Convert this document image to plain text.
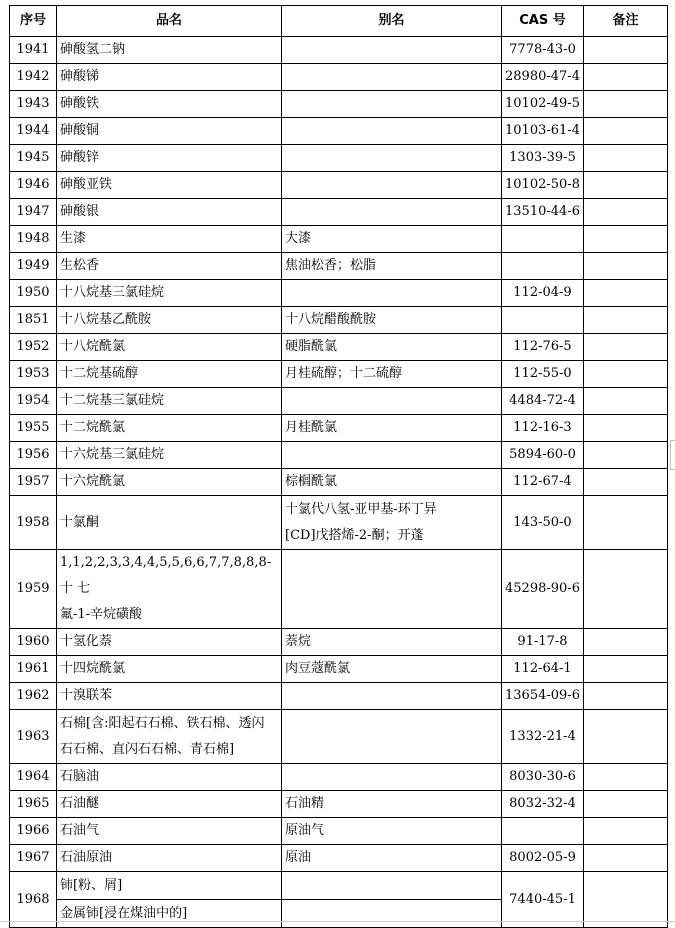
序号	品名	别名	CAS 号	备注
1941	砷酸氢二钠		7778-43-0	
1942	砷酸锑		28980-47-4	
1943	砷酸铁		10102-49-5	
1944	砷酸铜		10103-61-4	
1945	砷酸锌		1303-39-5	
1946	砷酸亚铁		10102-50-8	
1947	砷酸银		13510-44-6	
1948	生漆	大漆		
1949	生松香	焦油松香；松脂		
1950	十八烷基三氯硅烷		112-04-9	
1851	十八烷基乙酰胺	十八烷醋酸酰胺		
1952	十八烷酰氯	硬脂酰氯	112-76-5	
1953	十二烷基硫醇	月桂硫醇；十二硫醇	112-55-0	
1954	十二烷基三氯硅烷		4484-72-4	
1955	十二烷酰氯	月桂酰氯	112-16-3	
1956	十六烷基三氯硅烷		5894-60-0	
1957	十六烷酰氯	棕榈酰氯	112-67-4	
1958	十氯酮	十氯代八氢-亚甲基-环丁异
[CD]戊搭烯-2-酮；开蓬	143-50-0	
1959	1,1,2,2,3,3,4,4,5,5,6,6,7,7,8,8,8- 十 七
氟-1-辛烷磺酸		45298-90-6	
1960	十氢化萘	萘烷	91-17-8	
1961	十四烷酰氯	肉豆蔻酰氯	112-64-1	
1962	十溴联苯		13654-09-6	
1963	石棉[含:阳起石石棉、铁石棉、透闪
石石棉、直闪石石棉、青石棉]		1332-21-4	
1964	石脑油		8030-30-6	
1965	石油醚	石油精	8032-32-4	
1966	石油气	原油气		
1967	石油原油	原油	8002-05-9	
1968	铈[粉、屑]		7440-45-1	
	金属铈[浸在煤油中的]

- - -

### What is required
Give back all entries exactly. No pictures belong in the copy.

### Response below
Convert this document image to plain text.
序号	品名	别名	CAS 号	备注
1941	砷酸氢二钠		7778-43-0	
1942	砷酸锑		28980-47-4	
1943	砷酸铁		10102-49-5	
1944	砷酸铜		10103-61-4	
1945	砷酸锌		1303-39-5	
1946	砷酸亚铁		10102-50-8	
1947	砷酸银		13510-44-6	
1948	生漆	大漆		
1949	生松香	焦油松香；松脂		
1950	十八烷基三氯硅烷		112-04-9	
1851	十八烷基乙酰胺	十八烷醋酸酰胺		
1952	十八烷酰氯	硬脂酰氯	112-76-5	
1953	十二烷基硫醇	月桂硫醇；十二硫醇	112-55-0	
1954	十二烷基三氯硅烷		4484-72-4	
1955	十二烷酰氯	月桂酰氯	112-16-3	
1956	十六烷基三氯硅烷		5894-60-0	
1957	十六烷酰氯	棕榈酰氯	112-67-4	
1958	十氯酮	十氯代八氢-亚甲基-环丁异
[CD]戊搭烯-2-酮；开蓬	143-50-0	
1959	1,1,2,2,3,3,4,4,5,5,6,6,7,7,8,8,8- 十 七
氟-1-辛烷磺酸		45298-90-6	
1960	十氢化萘	萘烷	91-17-8	
1961	十四烷酰氯	肉豆蔻酰氯	112-64-1	
1962	十溴联苯		13654-09-6	
1963	石棉[含:阳起石石棉、铁石棉、透闪
石石棉、直闪石石棉、青石棉]		1332-21-4	
1964	石脑油		8030-30-6	
1965	石油醚	石油精	8032-32-4	
1966	石油气	原油气		
1967	石油原油	原油	8002-05-9	
1968	铈[粉、屑]		7440-45-1	
	金属铈[浸在煤油中的]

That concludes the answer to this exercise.